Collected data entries
☆ ☆ ☆ ☆
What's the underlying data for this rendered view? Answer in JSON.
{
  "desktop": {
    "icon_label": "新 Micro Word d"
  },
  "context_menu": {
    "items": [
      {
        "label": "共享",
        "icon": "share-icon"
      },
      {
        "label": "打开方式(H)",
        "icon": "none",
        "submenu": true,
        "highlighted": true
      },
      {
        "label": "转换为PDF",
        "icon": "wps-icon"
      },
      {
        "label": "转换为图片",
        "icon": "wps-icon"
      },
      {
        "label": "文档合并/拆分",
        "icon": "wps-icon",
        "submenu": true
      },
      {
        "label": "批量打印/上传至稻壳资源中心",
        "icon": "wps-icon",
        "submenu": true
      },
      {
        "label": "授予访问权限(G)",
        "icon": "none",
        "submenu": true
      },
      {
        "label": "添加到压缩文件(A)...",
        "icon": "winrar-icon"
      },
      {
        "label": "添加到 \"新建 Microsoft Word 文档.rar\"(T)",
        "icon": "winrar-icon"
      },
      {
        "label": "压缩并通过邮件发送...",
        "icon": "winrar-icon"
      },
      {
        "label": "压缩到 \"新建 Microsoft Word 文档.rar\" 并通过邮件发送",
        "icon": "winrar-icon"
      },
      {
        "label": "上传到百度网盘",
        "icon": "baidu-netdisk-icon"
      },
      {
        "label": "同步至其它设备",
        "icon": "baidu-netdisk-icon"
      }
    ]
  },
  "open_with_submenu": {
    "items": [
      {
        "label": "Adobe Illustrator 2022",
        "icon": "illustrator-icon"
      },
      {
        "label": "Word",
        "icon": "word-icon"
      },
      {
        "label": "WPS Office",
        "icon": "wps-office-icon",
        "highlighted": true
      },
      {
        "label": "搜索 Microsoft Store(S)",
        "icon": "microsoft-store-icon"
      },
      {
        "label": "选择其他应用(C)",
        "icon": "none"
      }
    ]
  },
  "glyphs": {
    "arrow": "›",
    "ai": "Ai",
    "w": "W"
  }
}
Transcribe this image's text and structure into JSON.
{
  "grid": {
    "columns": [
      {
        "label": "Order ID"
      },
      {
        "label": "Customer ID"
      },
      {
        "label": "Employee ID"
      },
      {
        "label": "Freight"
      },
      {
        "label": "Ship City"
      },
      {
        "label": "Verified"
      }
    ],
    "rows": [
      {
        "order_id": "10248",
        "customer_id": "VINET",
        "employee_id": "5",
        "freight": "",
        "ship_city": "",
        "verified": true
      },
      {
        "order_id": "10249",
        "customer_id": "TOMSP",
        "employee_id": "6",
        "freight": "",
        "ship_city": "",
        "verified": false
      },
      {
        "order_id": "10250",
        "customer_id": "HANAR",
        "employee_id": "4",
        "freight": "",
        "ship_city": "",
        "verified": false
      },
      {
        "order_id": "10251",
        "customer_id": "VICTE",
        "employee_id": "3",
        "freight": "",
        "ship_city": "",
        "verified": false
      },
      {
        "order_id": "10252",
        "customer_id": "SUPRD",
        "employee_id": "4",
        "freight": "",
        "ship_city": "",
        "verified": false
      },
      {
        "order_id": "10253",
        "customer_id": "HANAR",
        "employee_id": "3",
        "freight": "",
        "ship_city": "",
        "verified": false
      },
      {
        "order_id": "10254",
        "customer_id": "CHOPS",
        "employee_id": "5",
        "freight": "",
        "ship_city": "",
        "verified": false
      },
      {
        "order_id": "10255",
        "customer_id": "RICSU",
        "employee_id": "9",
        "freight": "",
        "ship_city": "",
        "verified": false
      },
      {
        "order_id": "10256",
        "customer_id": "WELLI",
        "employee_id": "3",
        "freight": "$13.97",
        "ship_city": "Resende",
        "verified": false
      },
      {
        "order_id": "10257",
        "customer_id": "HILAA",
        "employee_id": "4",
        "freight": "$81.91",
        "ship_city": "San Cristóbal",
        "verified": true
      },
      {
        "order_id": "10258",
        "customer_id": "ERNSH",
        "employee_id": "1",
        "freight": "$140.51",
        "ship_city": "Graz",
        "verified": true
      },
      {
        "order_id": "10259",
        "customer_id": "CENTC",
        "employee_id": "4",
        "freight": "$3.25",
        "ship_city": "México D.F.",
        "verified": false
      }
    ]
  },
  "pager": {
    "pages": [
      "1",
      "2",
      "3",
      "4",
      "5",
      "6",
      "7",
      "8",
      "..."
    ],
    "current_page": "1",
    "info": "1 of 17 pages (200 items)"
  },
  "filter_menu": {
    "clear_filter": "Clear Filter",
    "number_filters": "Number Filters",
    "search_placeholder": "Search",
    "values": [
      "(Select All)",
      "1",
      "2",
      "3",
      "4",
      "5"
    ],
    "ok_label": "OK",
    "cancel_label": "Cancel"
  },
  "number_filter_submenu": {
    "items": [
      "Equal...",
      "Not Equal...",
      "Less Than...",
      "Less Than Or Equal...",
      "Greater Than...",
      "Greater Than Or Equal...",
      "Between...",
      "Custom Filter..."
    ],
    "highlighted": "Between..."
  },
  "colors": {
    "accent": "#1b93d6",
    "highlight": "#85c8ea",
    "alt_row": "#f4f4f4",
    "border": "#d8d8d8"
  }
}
☆ ☆ ☆ ☆
Directions:
Would you give the material above again, complete and exact?

Written response:
What's the underlying data for this rendered view? Answer in JSON.
{
  "desktop": {
    "icon_label": "新 Micro Word d"
  },
  "context_menu": {
    "items": [
      {
        "label": "共享",
        "icon": "share-icon"
      },
      {
        "label": "打开方式(H)",
        "icon": "none",
        "submenu": true,
        "highlighted": true
      },
      {
        "label": "转换为PDF",
        "icon": "wps-icon"
      },
      {
        "label": "转换为图片",
        "icon": "wps-icon"
      },
      {
        "label": "文档合并/拆分",
        "icon": "wps-icon",
        "submenu": true
      },
      {
        "label": "批量打印/上传至稻壳资源中心",
        "icon": "wps-icon",
        "submenu": true
      },
      {
        "label": "授予访问权限(G)",
        "icon": "none",
        "submenu": true
      },
      {
        "label": "添加到压缩文件(A)...",
        "icon": "winrar-icon"
      },
      {
        "label": "添加到 \"新建 Microsoft Word 文档.rar\"(T)",
        "icon": "winrar-icon"
      },
      {
        "label": "压缩并通过邮件发送...",
        "icon": "winrar-icon"
      },
      {
        "label": "压缩到 \"新建 Microsoft Word 文档.rar\" 并通过邮件发送",
        "icon": "winrar-icon"
      },
      {
        "label": "上传到百度网盘",
        "icon": "baidu-netdisk-icon"
      },
      {
        "label": "同步至其它设备",
        "icon": "baidu-netdisk-icon"
      }
    ]
  },
  "open_with_submenu": {
    "items": [
      {
        "label": "Adobe Illustrator 2022",
        "icon": "illustrator-icon"
      },
      {
        "label": "Word",
        "icon": "word-icon"
      },
      {
        "label": "WPS Office",
        "icon": "wps-office-icon",
        "highlighted": true
      },
      {
        "label": "搜索 Microsoft Store(S)",
        "icon": "microsoft-store-icon"
      },
      {
        "label": "选择其他应用(C)",
        "icon": "none"
      }
    ]
  },
  "glyphs": {
    "arrow": "›",
    "ai": "Ai",
    "w": "W"
  }
}
Transcribe this image's text and structure into JSON.
{
  "grid": {
    "columns": [
      {
        "label": "Order ID"
      },
      {
        "label": "Customer ID"
      },
      {
        "label": "Employee ID"
      },
      {
        "label": "Freight"
      },
      {
        "label": "Ship City"
      },
      {
        "label": "Verified"
      }
    ],
    "rows": [
      {
        "order_id": "10248",
        "customer_id": "VINET",
        "employee_id": "5",
        "freight": "",
        "ship_city": "",
        "verified": true
      },
      {
        "order_id": "10249",
        "customer_id": "TOMSP",
        "employee_id": "6",
        "freight": "",
        "ship_city": "",
        "verified": false
      },
      {
        "order_id": "10250",
        "customer_id": "HANAR",
        "employee_id": "4",
        "freight": "",
        "ship_city": "",
        "verified": false
      },
      {
        "order_id": "10251",
        "customer_id": "VICTE",
        "employee_id": "3",
        "freight": "",
        "ship_city": "",
        "verified": false
      },
      {
        "order_id": "10252",
        "customer_id": "SUPRD",
        "employee_id": "4",
        "freight": "",
        "ship_city": "",
        "verified": false
      },
      {
        "order_id": "10253",
        "customer_id": "HANAR",
        "employee_id": "3",
        "freight": "",
        "ship_city": "",
        "verified": false
      },
      {
        "order_id": "10254",
        "customer_id": "CHOPS",
        "employee_id": "5",
        "freight": "",
        "ship_city": "",
        "verified": false
      },
      {
        "order_id": "10255",
        "customer_id": "RICSU",
        "employee_id": "9",
        "freight": "",
        "ship_city": "",
        "verified": false
      },
      {
        "order_id": "10256",
        "customer_id": "WELLI",
        "employee_id": "3",
        "freight": "$13.97",
        "ship_city": "Resende",
        "verified": false
      },
      {
        "order_id": "10257",
        "customer_id": "HILAA",
        "employee_id": "4",
        "freight": "$81.91",
        "ship_city": "San Cristóbal",
        "verified": true
      },
      {
        "order_id": "10258",
        "customer_id": "ERNSH",
        "employee_id": "1",
        "freight": "$140.51",
        "ship_city": "Graz",
        "verified": true
      },
      {
        "order_id": "10259",
        "customer_id": "CENTC",
        "employee_id": "4",
        "freight": "$3.25",
        "ship_city": "México D.F.",
        "verified": false
      }
    ]
  },
  "pager": {
    "pages": [
      "1",
      "2",
      "3",
      "4",
      "5",
      "6",
      "7",
      "8",
      "..."
    ],
    "current_page": "1",
    "info": "1 of 17 pages (200 items)"
  },
  "filter_menu": {
    "clear_filter": "Clear Filter",
    "number_filters": "Number Filters",
    "search_placeholder": "Search",
    "values": [
      "(Select All)",
      "1",
      "2",
      "3",
      "4",
      "5"
    ],
    "ok_label": "OK",
    "cancel_label": "Cancel"
  },
  "number_filter_submenu": {
    "items": [
      "Equal...",
      "Not Equal...",
      "Less Than...",
      "Less Than Or Equal...",
      "Greater Than...",
      "Greater Than Or Equal...",
      "Between...",
      "Custom Filter..."
    ],
    "highlighted": "Between..."
  },
  "colors": {
    "accent": "#1b93d6",
    "highlight": "#85c8ea",
    "alt_row": "#f4f4f4",
    "border": "#d8d8d8"
  }
}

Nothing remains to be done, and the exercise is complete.